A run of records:
┌──

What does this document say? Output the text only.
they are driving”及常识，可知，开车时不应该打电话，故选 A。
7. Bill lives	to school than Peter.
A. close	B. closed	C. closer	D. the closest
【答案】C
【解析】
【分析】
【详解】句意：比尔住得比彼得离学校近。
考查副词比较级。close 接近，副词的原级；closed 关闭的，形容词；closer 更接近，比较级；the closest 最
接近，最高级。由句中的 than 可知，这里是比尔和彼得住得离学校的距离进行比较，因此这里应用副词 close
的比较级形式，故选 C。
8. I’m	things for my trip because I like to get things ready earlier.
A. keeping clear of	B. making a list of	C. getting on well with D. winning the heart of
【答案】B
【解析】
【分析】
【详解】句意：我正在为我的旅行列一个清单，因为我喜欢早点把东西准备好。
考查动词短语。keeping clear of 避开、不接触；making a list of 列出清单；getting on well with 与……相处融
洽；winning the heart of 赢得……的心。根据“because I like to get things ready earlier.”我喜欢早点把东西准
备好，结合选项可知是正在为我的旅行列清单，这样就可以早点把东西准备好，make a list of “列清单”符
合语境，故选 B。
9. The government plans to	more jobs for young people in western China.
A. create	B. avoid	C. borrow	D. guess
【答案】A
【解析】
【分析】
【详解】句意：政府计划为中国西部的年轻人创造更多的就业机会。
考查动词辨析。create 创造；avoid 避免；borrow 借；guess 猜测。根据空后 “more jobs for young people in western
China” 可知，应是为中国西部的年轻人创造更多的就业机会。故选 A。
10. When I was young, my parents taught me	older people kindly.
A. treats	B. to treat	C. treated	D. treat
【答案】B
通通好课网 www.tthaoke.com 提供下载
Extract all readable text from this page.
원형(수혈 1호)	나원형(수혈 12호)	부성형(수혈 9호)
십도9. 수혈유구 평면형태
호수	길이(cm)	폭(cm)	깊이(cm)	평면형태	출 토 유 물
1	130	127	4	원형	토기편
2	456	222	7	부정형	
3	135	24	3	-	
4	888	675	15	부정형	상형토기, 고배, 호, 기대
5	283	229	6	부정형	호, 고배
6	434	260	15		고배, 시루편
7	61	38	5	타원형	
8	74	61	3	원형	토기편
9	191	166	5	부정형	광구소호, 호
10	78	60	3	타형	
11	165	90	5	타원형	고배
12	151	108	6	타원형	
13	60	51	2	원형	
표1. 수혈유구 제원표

└──

» **Exercise description**
Restate all of the entries above precisely.

» **Solution for this task**
What does this document say? Output the text only.
they are driving”及常识，可知，开车时不应该打电话，故选 A。
7. Bill lives	to school than Peter.
A. close	B. closed	C. closer	D. the closest
【答案】C
【解析】
【分析】
【详解】句意：比尔住得比彼得离学校近。
考查副词比较级。close 接近，副词的原级；closed 关闭的，形容词；closer 更接近，比较级；the closest 最
接近，最高级。由句中的 than 可知，这里是比尔和彼得住得离学校的距离进行比较，因此这里应用副词 close
的比较级形式，故选 C。
8. I’m	things for my trip because I like to get things ready earlier.
A. keeping clear of	B. making a list of	C. getting on well with D. winning the heart of
【答案】B
【解析】
【分析】
【详解】句意：我正在为我的旅行列一个清单，因为我喜欢早点把东西准备好。
考查动词短语。keeping clear of 避开、不接触；making a list of 列出清单；getting on well with 与……相处融
洽；winning the heart of 赢得……的心。根据“because I like to get things ready earlier.”我喜欢早点把东西准
备好，结合选项可知是正在为我的旅行列清单，这样就可以早点把东西准备好，make a list of “列清单”符
合语境，故选 B。
9. The government plans to	more jobs for young people in western China.
A. create	B. avoid	C. borrow	D. guess
【答案】A
【解析】
【分析】
【详解】句意：政府计划为中国西部的年轻人创造更多的就业机会。
考查动词辨析。create 创造；avoid 避免；borrow 借；guess 猜测。根据空后 “more jobs for young people in western
China” 可知，应是为中国西部的年轻人创造更多的就业机会。故选 A。
10. When I was young, my parents taught me	older people kindly.
A. treats	B. to treat	C. treated	D. treat
【答案】B
通通好课网 www.tthaoke.com 提供下载
Extract all readable text from this page.
원형(수혈 1호)	나원형(수혈 12호)	부성형(수혈 9호)
십도9. 수혈유구 평면형태
호수	길이(cm)	폭(cm)	깊이(cm)	평면형태	출 토 유 물
1	130	127	4	원형	토기편
2	456	222	7	부정형	
3	135	24	3	-	
4	888	675	15	부정형	상형토기, 고배, 호, 기대
5	283	229	6	부정형	호, 고배
6	434	260	15		고배, 시루편
7	61	38	5	타원형	
8	74	61	3	원형	토기편
9	191	166	5	부정형	광구소호, 호
10	78	60	3	타형	
11	165	90	5	타원형	고배
12	151	108	6	타원형	
13	60	51	2	원형	
표1. 수혈유구 제원표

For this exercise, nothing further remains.